▶ EXERCISE:
Exactly reproduce all the records, keeping pictures out of the copy.

>> start INPUT ROWS

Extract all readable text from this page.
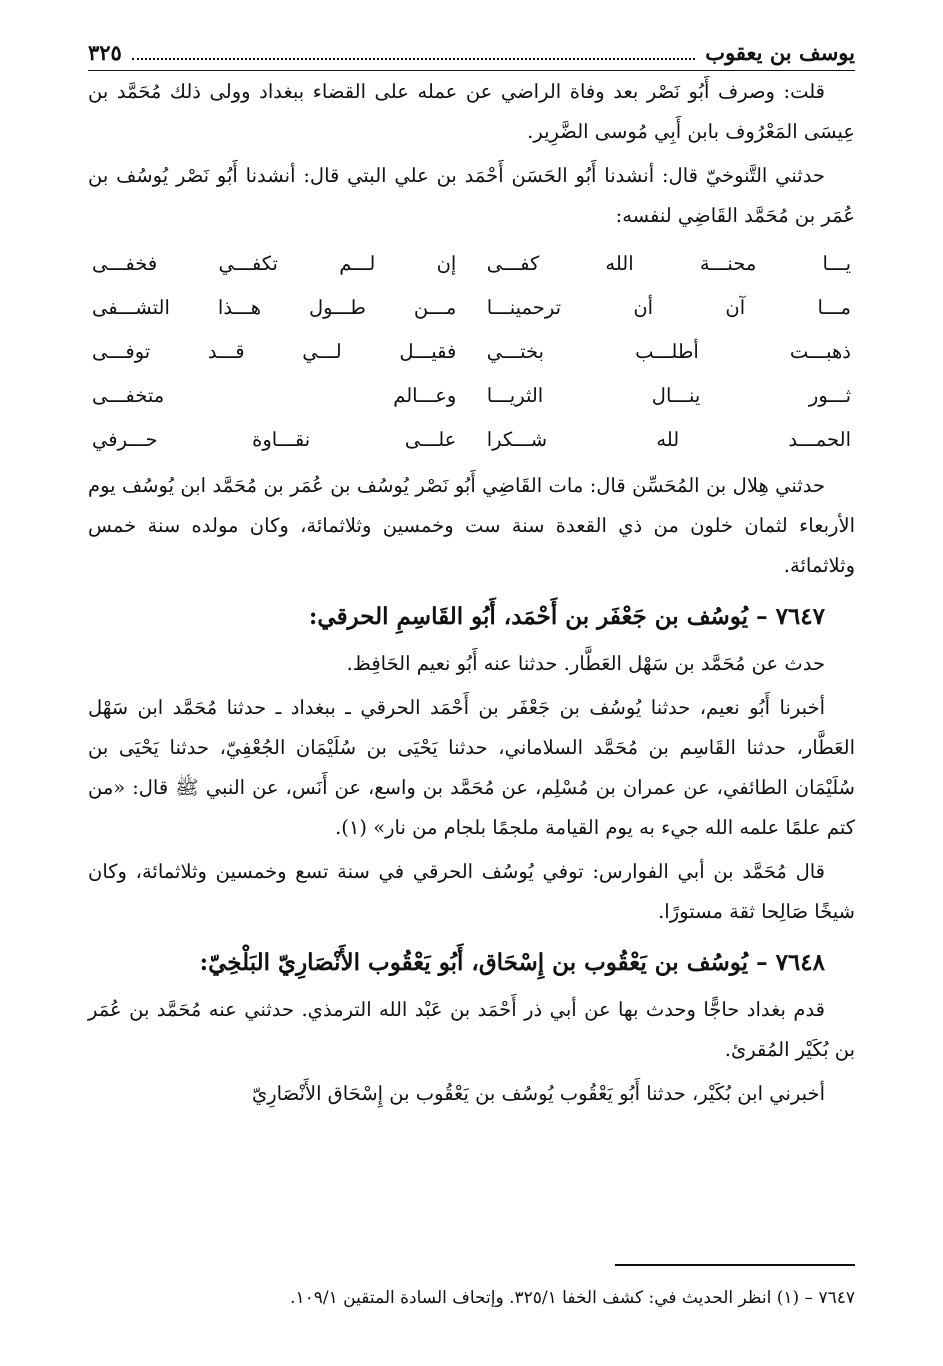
يوسف بن يعقوب
٣٢٥

قلت: وصرف أَبُو نَصْر بعد وفاة الراضي عن عمله على القضاء ببغداد وولى ذلك مُحَمَّد بن عِيسَى المَعْرُوف بابن أَبِي مُوسى الضَّرِير.

حدثني التَّنوخيّ قال: أنشدنا أَبُو الحَسَن أَحْمَد بن علي البتي قال: أنشدنا أَبُو نَصْر يُوسُف بن عُمَر بن مُحَمَّد القَاضِي لنفسه:

يـــا محنـــة الله كفـــى
إن لـــم تكفـــي فخفـــى
مـــا آن أن ترحمينـــا
مـــن طـــول هـــذا التشـــفى
ذهبـــت أطلـــب بختـــي
فقيـــل لـــي قـــد توفـــى
ثـــور ينـــال الثريـــا
وعـــالم متخفـــى
الحمـــد لله شـــكرا
علـــى نقـــاوة حـــرفي

حدثني هِلال بن المُحَسِّن قال: مات القَاضِي أَبُو نَصْر يُوسُف بن عُمَر بن مُحَمَّد ابن يُوسُف يوم الأربعاء لثمان خلون من ذي القعدة سنة ست وخمسين وثلاثمائة، وكان مولده سنة خمس وثلاثمائة.

٧٦٤٧ – يُوسُف بن جَعْفَر بن أَحْمَد، أَبُو القَاسِمِ الحرقي:

حدث عن مُحَمَّد بن سَهْل العَطَّار. حدثنا عنه أَبُو نعيم الحَافِظ.

أخبرنا أَبُو نعيم، حدثنا يُوسُف بن جَعْفَر بن أَحْمَد الحرقي ـ ببغداد ـ حدثنا مُحَمَّد ابن سَهْل العَطَّار، حدثنا القَاسِم بن مُحَمَّد السلاماني، حدثنا يَحْيَى بن سُلَيْمَان الجُعْفِيّ، حدثنا يَحْيَى بن سُلَيْمَان الطائفي، عن عمران بن مُسْلِم، عن مُحَمَّد بن واسع، عن أَنَس، عن النبي ﷺ قال: «من كتم علمًا علمه الله جيء به يوم القيامة ملجمًا بلجام من نار» (١).

قال مُحَمَّد بن أبي الفوارس: توفي يُوسُف الحرقي في سنة تسع وخمسين وثلاثمائة، وكان شيخًا صَالِحا ثقة مستورًا.

٧٦٤٨ – يُوسُف بن يَعْقُوب بن إِسْحَاق، أَبُو يَعْقُوب الأَنْصَارِيّ البَلْخِيّ:

قدم بغداد حاجًّا وحدث بها عن أبي ذر أَحْمَد بن عَبْد الله الترمذي. حدثني عنه مُحَمَّد بن عُمَر بن بُكَيْر المُقرئ.

أخبرني ابن بُكَيْر، حدثنا أَبُو يَعْقُوب يُوسُف بن يَعْقُوب بن إِسْحَاق الأَنْصَارِيّ

٧٦٤٧ – (١) انظر الحديث في: كشف الخفا ٣٢٥/١. وإتحاف السادة المتقين ١٠٩/١.
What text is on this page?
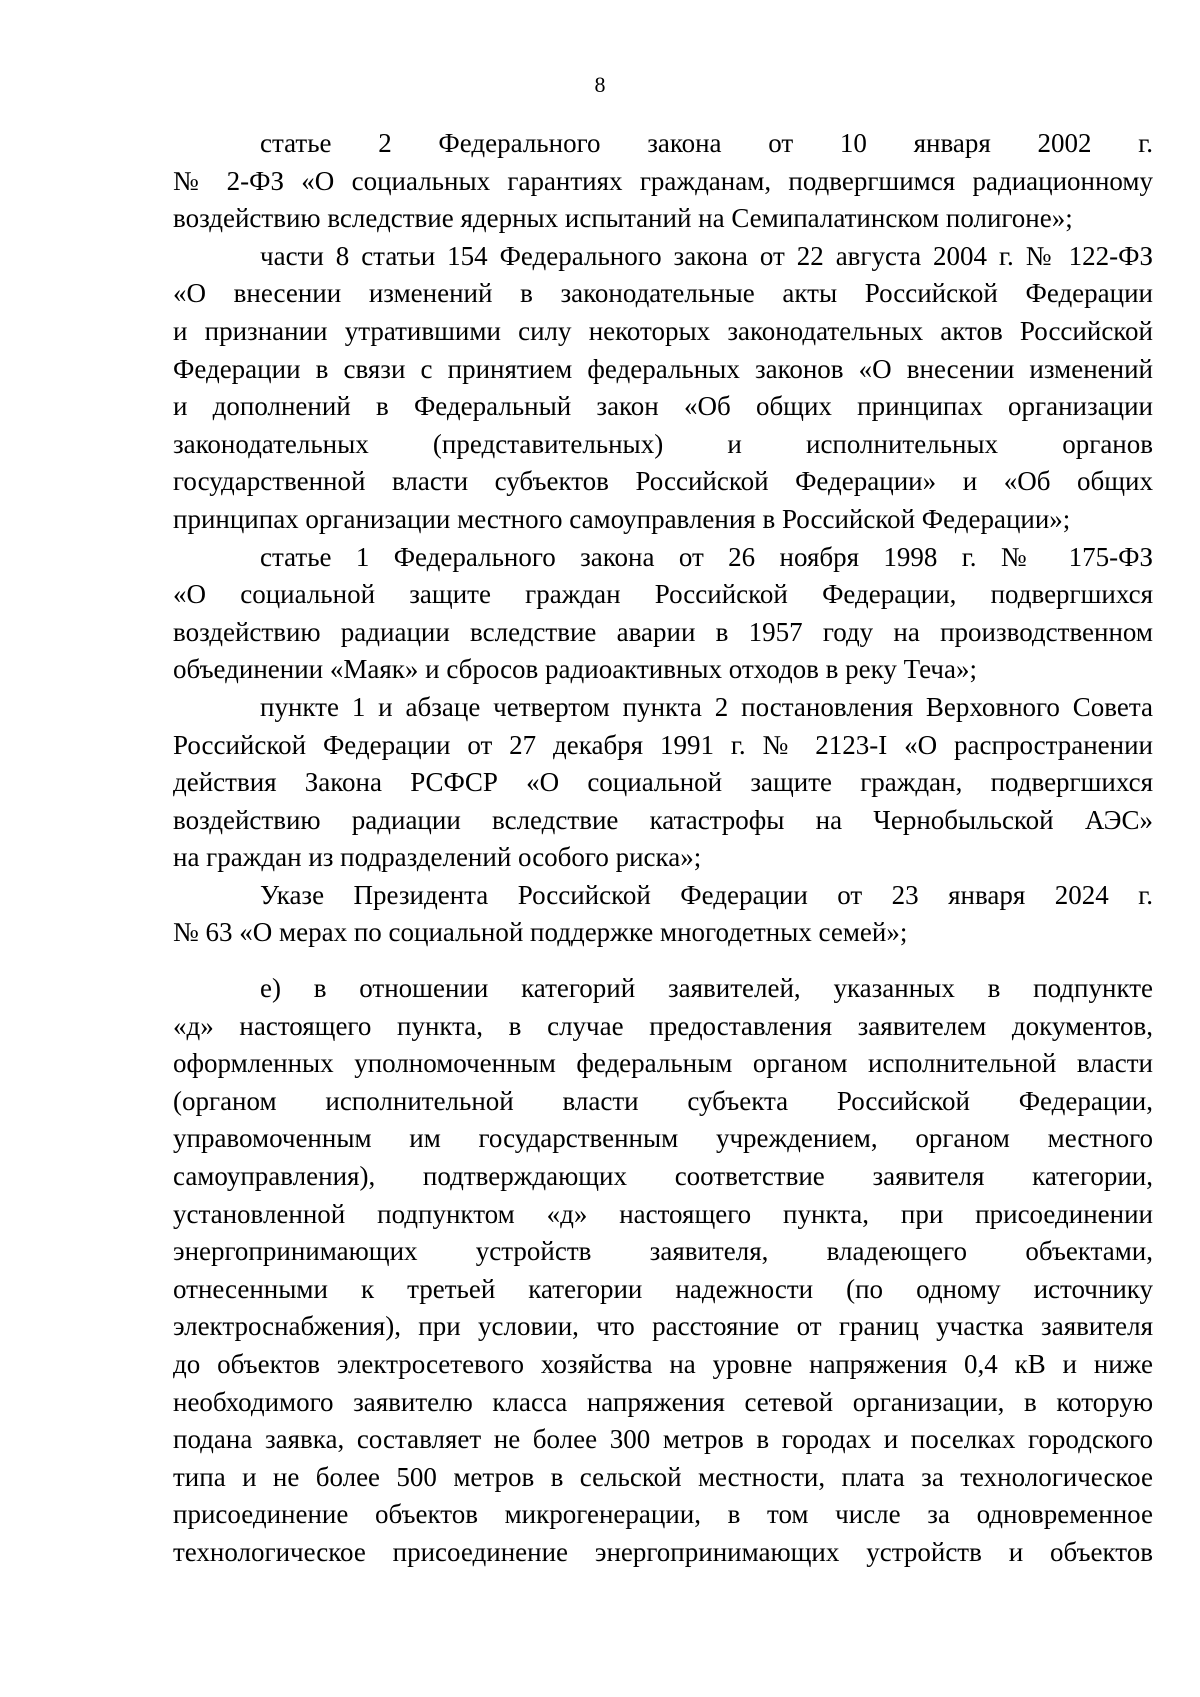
8
статье 2 Федерального закона от 10 января 2002 г.
№ 2-ФЗ «О социальных гарантиях гражданам, подвергшимся радиационному
воздействию вследствие ядерных испытаний на Семипалатинском полигоне»;
части 8 статьи 154 Федерального закона от 22 августа 2004 г. № 122-ФЗ
«О внесении изменений в законодательные акты Российской Федерации
и признании утратившими силу некоторых законодательных актов Российской
Федерации в связи с принятием федеральных законов «О внесении изменений
и дополнений в Федеральный закон «Об общих принципах организации
законодательных (представительных) и исполнительных органов
государственной власти субъектов Российской Федерации» и «Об общих
принципах организации местного самоуправления в Российской Федерации»;
статье 1 Федерального закона от 26 ноября 1998 г. № 175-ФЗ
«О социальной защите граждан Российской Федерации, подвергшихся
воздействию радиации вследствие аварии в 1957 году на производственном
объединении «Маяк» и сбросов радиоактивных отходов в реку Теча»;
пункте 1 и абзаце четвертом пункта 2 постановления Верховного Совета
Российской Федерации от 27 декабря 1991 г. № 2123-I «О распространении
действия Закона РСФСР «О социальной защите граждан, подвергшихся
воздействию радиации вследствие катастрофы на Чернобыльской АЭС»
на граждан из подразделений особого риска»;
Указе Президента Российской Федерации от 23 января 2024 г.
№ 63 «О мерах по социальной поддержке многодетных семей»;
е) в отношении категорий заявителей, указанных в подпункте
«д» настоящего пункта, в случае предоставления заявителем документов,
оформленных уполномоченным федеральным органом исполнительной власти
(органом исполнительной власти субъекта Российской Федерации,
управомоченным им государственным учреждением, органом местного
самоуправления), подтверждающих соответствие заявителя категории,
установленной подпунктом «д» настоящего пункта, при присоединении
энергопринимающих устройств заявителя, владеющего объектами,
отнесенными к третьей категории надежности (по одному источнику
электроснабжения), при условии, что расстояние от границ участка заявителя
до объектов электросетевого хозяйства на уровне напряжения 0,4 кВ и ниже
необходимого заявителю класса напряжения сетевой организации, в которую
подана заявка, составляет не более 300 метров в городах и поселках городского
типа и не более 500 метров в сельской местности, плата за технологическое
присоединение объектов микрогенерации, в том числе за одновременное
технологическое присоединение энергопринимающих устройств и объектов
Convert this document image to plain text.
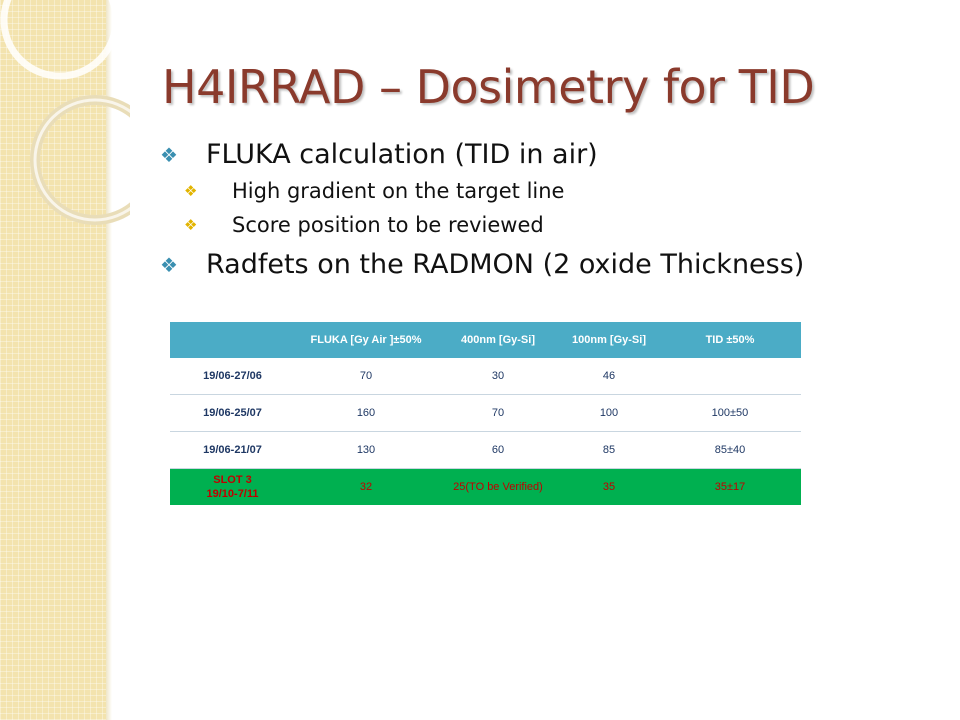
H4IRRAD – Dosimetry for TID
❖ FLUKA calculation (TID in air)
❖ High gradient on the target line
❖ Score position to be reviewed
❖ Radfets on the RADMON (2 oxide Thickness)
	FLUKA [Gy Air ]±50%	400nm [Gy-Si]	100nm [Gy-Si]	TID ±50%
19/06-27/06	70	30	46	
19/06-25/07	160	70	100	100±50
19/06-21/07	130	60	85	85±40

SLOT 3
19/10-7/11	32	25(TO be Verified)	35	35±17
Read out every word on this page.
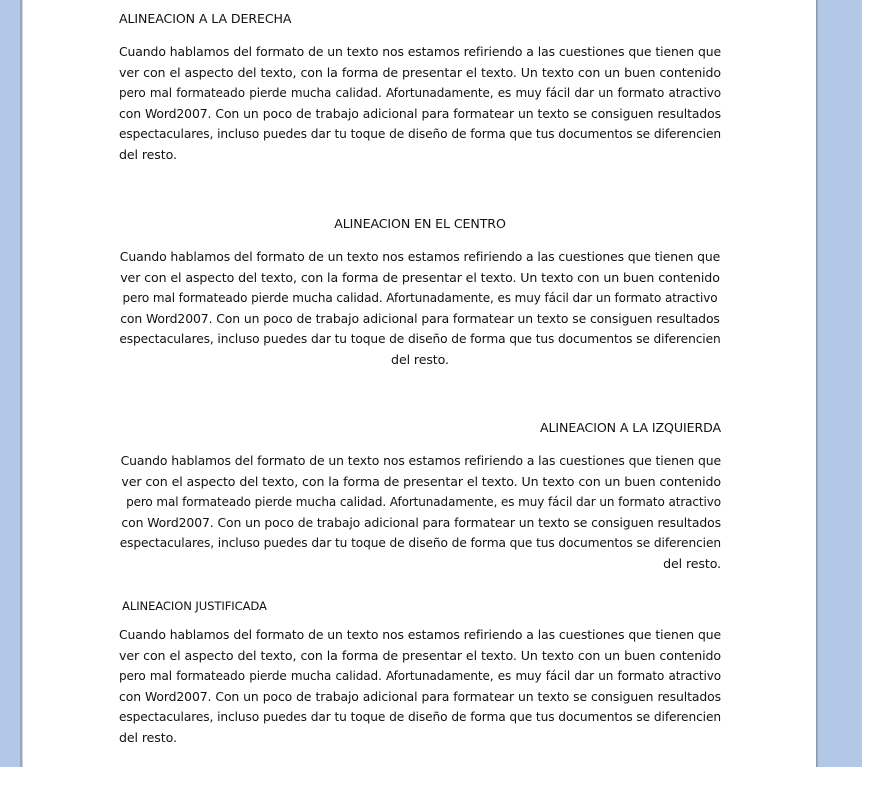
ALINEACION A LA DERECHA

Cuando hablamos del formato de un texto nos estamos refiriendo a las cuestiones que tienen que
ver con el aspecto del texto, con la forma de presentar el texto. Un texto con un buen contenido
pero mal formateado pierde mucha calidad. Afortunadamente, es muy fácil dar un formato atractivo
con Word2007. Con un poco de trabajo adicional para formatear un texto se consiguen resultados
espectaculares, incluso puedes dar tu toque de diseño de forma que tus documentos se diferencien
del resto.

ALINEACION EN EL CENTRO

Cuando hablamos del formato de un texto nos estamos refiriendo a las cuestiones que tienen que
ver con el aspecto del texto, con la forma de presentar el texto. Un texto con un buen contenido
pero mal formateado pierde mucha calidad. Afortunadamente, es muy fácil dar un formato atractivo
con Word2007. Con un poco de trabajo adicional para formatear un texto se consiguen resultados
espectaculares, incluso puedes dar tu toque de diseño de forma que tus documentos se diferencien
del resto.

ALINEACION A LA IZQUIERDA

Cuando hablamos del formato de un texto nos estamos refiriendo a las cuestiones que tienen que
ver con el aspecto del texto, con la forma de presentar el texto. Un texto con un buen contenido
pero mal formateado pierde mucha calidad. Afortunadamente, es muy fácil dar un formato atractivo
con Word2007. Con un poco de trabajo adicional para formatear un texto se consiguen resultados
espectaculares, incluso puedes dar tu toque de diseño de forma que tus documentos se diferencien
del resto.

ALINEACION JUSTIFICADA

Cuando hablamos del formato de un texto nos estamos refiriendo a las cuestiones que tienen que
ver con el aspecto del texto, con la forma de presentar el texto. Un texto con un buen contenido
pero mal formateado pierde mucha calidad. Afortunadamente, es muy fácil dar un formato atractivo
con Word2007. Con un poco de trabajo adicional para formatear un texto se consiguen resultados
espectaculares, incluso puedes dar tu toque de diseño de forma que tus documentos se diferencien
del resto.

>> end INPUT ROWS

▶ THE OUTPUT:
Extract all readable text from this page.
يوسف بن يعقوب
٣٢٥

قلت: وصرف أَبُو نَصْر بعد وفاة الراضي عن عمله على القضاء ببغداد وولى ذلك مُحَمَّد بن عِيسَى المَعْرُوف بابن أَبِي مُوسى الضَّرِير.

حدثني التَّنوخيّ قال: أنشدنا أَبُو الحَسَن أَحْمَد بن علي البتي قال: أنشدنا أَبُو نَصْر يُوسُف بن عُمَر بن مُحَمَّد القَاضِي لنفسه:

يـــا محنـــة الله كفـــى
إن لـــم تكفـــي فخفـــى
مـــا آن أن ترحمينـــا
مـــن طـــول هـــذا التشـــفى
ذهبـــت أطلـــب بختـــي
فقيـــل لـــي قـــد توفـــى
ثـــور ينـــال الثريـــا
وعـــالم متخفـــى
الحمـــد لله شـــكرا
علـــى نقـــاوة حـــرفي

حدثني هِلال بن المُحَسِّن قال: مات القَاضِي أَبُو نَصْر يُوسُف بن عُمَر بن مُحَمَّد ابن يُوسُف يوم الأربعاء لثمان خلون من ذي القعدة سنة ست وخمسين وثلاثمائة، وكان مولده سنة خمس وثلاثمائة.

٧٦٤٧ – يُوسُف بن جَعْفَر بن أَحْمَد، أَبُو القَاسِمِ الحرقي:

حدث عن مُحَمَّد بن سَهْل العَطَّار. حدثنا عنه أَبُو نعيم الحَافِظ.

أخبرنا أَبُو نعيم، حدثنا يُوسُف بن جَعْفَر بن أَحْمَد الحرقي ـ ببغداد ـ حدثنا مُحَمَّد ابن سَهْل العَطَّار، حدثنا القَاسِم بن مُحَمَّد السلاماني، حدثنا يَحْيَى بن سُلَيْمَان الجُعْفِيّ، حدثنا يَحْيَى بن سُلَيْمَان الطائفي، عن عمران بن مُسْلِم، عن مُحَمَّد بن واسع، عن أَنَس، عن النبي ﷺ قال: «من كتم علمًا علمه الله جيء به يوم القيامة ملجمًا بلجام من نار» (١).

قال مُحَمَّد بن أبي الفوارس: توفي يُوسُف الحرقي في سنة تسع وخمسين وثلاثمائة، وكان شيخًا صَالِحا ثقة مستورًا.

٧٦٤٨ – يُوسُف بن يَعْقُوب بن إِسْحَاق، أَبُو يَعْقُوب الأَنْصَارِيّ البَلْخِيّ:

قدم بغداد حاجًّا وحدث بها عن أبي ذر أَحْمَد بن عَبْد الله الترمذي. حدثني عنه مُحَمَّد بن عُمَر بن بُكَيْر المُقرئ.

أخبرني ابن بُكَيْر، حدثنا أَبُو يَعْقُوب يُوسُف بن يَعْقُوب بن إِسْحَاق الأَنْصَارِيّ

٧٦٤٧ – (١) انظر الحديث في: كشف الخفا ٣٢٥/١. وإتحاف السادة المتقين ١٠٩/١.
What text is on this page?
8
статье 2 Федерального закона от 10 января 2002 г.
№ 2-ФЗ «О социальных гарантиях гражданам, подвергшимся радиационному
воздействию вследствие ядерных испытаний на Семипалатинском полигоне»;
части 8 статьи 154 Федерального закона от 22 августа 2004 г. № 122-ФЗ
«О внесении изменений в законодательные акты Российской Федерации
и признании утратившими силу некоторых законодательных актов Российской
Федерации в связи с принятием федеральных законов «О внесении изменений
и дополнений в Федеральный закон «Об общих принципах организации
законодательных (представительных) и исполнительных органов
государственной власти субъектов Российской Федерации» и «Об общих
принципах организации местного самоуправления в Российской Федерации»;
статье 1 Федерального закона от 26 ноября 1998 г. № 175-ФЗ
«О социальной защите граждан Российской Федерации, подвергшихся
воздействию радиации вследствие аварии в 1957 году на производственном
объединении «Маяк» и сбросов радиоактивных отходов в реку Теча»;
пункте 1 и абзаце четвертом пункта 2 постановления Верховного Совета
Российской Федерации от 27 декабря 1991 г. № 2123-I «О распространении
действия Закона РСФСР «О социальной защите граждан, подвергшихся
воздействию радиации вследствие катастрофы на Чернобыльской АЭС»
на граждан из подразделений особого риска»;
Указе Президента Российской Федерации от 23 января 2024 г.
№ 63 «О мерах по социальной поддержке многодетных семей»;
е) в отношении категорий заявителей, указанных в подпункте
«д» настоящего пункта, в случае предоставления заявителем документов,
оформленных уполномоченным федеральным органом исполнительной власти
(органом исполнительной власти субъекта Российской Федерации,
управомоченным им государственным учреждением, органом местного
самоуправления), подтверждающих соответствие заявителя категории,
установленной подпунктом «д» настоящего пункта, при присоединении
энергопринимающих устройств заявителя, владеющего объектами,
отнесенными к третьей категории надежности (по одному источнику
электроснабжения), при условии, что расстояние от границ участка заявителя
до объектов электросетевого хозяйства на уровне напряжения 0,4 кВ и ниже
необходимого заявителю класса напряжения сетевой организации, в которую
подана заявка, составляет не более 300 метров в городах и поселках городского
типа и не более 500 метров в сельской местности, плата за технологическое
присоединение объектов микрогенерации, в том числе за одновременное
технологическое присоединение энергопринимающих устройств и объектов
Convert this document image to plain text.
H4IRRAD – Dosimetry for TID
❖ FLUKA calculation (TID in air)
❖ High gradient on the target line
❖ Score position to be reviewed
❖ Radfets on the RADMON (2 oxide Thickness)
	FLUKA [Gy Air ]±50%	400nm [Gy-Si]	100nm [Gy-Si]	TID ±50%
19/06-27/06	70	30	46	
19/06-25/07	160	70	100	100±50
19/06-21/07	130	60	85	85±40

SLOT 3
19/10-7/11	32	25(TO be Verified)	35	35±17
Read out every word on this page.
ALINEACION A LA DERECHA

Cuando hablamos del formato de un texto nos estamos refiriendo a las cuestiones que tienen que
ver con el aspecto del texto, con la forma de presentar el texto. Un texto con un buen contenido
pero mal formateado pierde mucha calidad. Afortunadamente, es muy fácil dar un formato atractivo
con Word2007. Con un poco de trabajo adicional para formatear un texto se consiguen resultados
espectaculares, incluso puedes dar tu toque de diseño de forma que tus documentos se diferencien
del resto.

ALINEACION EN EL CENTRO

Cuando hablamos del formato de un texto nos estamos refiriendo a las cuestiones que tienen que
ver con el aspecto del texto, con la forma de presentar el texto. Un texto con un buen contenido
pero mal formateado pierde mucha calidad. Afortunadamente, es muy fácil dar un formato atractivo
con Word2007. Con un poco de trabajo adicional para formatear un texto se consiguen resultados
espectaculares, incluso puedes dar tu toque de diseño de forma que tus documentos se diferencien
del resto.

ALINEACION A LA IZQUIERDA

Cuando hablamos del formato de un texto nos estamos refiriendo a las cuestiones que tienen que
ver con el aspecto del texto, con la forma de presentar el texto. Un texto con un buen contenido
pero mal formateado pierde mucha calidad. Afortunadamente, es muy fácil dar un formato atractivo
con Word2007. Con un poco de trabajo adicional para formatear un texto se consiguen resultados
espectaculares, incluso puedes dar tu toque de diseño de forma que tus documentos se diferencien
del resto.

ALINEACION JUSTIFICADA

Cuando hablamos del formato de un texto nos estamos refiriendo a las cuestiones que tienen que
ver con el aspecto del texto, con la forma de presentar el texto. Un texto con un buen contenido
pero mal formateado pierde mucha calidad. Afortunadamente, es muy fácil dar un formato atractivo
con Word2007. Con un poco de trabajo adicional para formatear un texto se consiguen resultados
espectaculares, incluso puedes dar tu toque de diseño de forma que tus documentos se diferencien
del resto.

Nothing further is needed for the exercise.